WORK TO DO: Copy out all lines carrying the word "value".

EXTRACTED INFORMATION:

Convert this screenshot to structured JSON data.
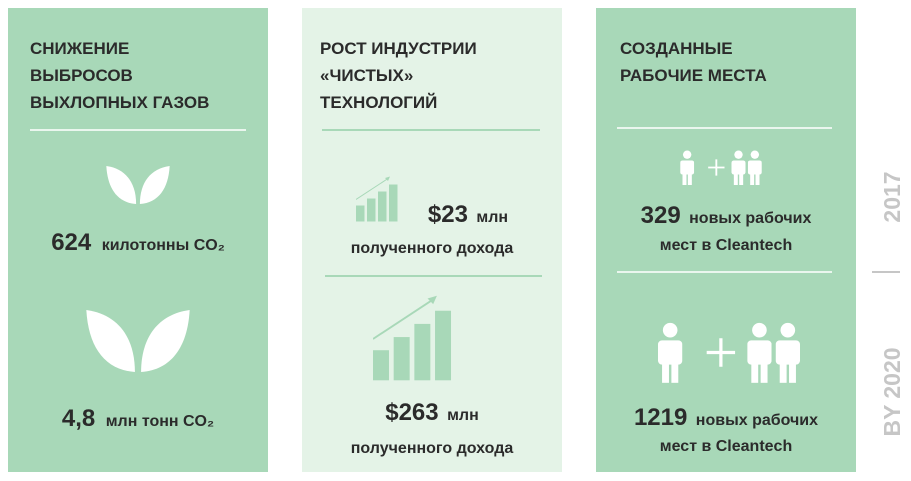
{
  "panels": [
    {
      "title": [
        "СНИЖЕНИЕ",
        "ВЫБРОСОВ",
        "ВЫХЛОПНЫХ ГАЗОВ"
      ],
      "items": [
        {
          "value": "624",
          "unit": "килотонны CO₂"
        },
        {
          "value": "4,8",
          "unit": "млн тонн CO₂"
        }
      ]
    },
    {
      "title": [
        "РОСТ ИНДУСТРИИ",
        "«ЧИСТЫХ»",
        "ТЕХНОЛОГИЙ"
      ],
      "items": [
        {
          "value": "$23",
          "unit": "млн",
          "caption": "полученного дохода"
        },
        {
          "value": "$263",
          "unit": "млн",
          "caption": "полученного дохода"
        }
      ]
    },
    {
      "title": [
        "СОЗДАННЫЕ",
        "РАБОЧИЕ МЕСТА"
      ],
      "items": [
        {
          "value": "329",
          "unit": "новых рабочих",
          "caption": "мест в Cleantech"
        },
        {
          "value": "1219",
          "unit": "новых рабочих",
          "caption": "мест в Cleantech"
        }
      ]
    }
  ],
  "side": [
    "2017",
    "BY 2020"
  ]
}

WRITTEN RESPONSE:
          "value": "624",
          "value": "4,8",
          "value": "$23",
          "value": "$263",
          "value": "329",
          "value": "1219",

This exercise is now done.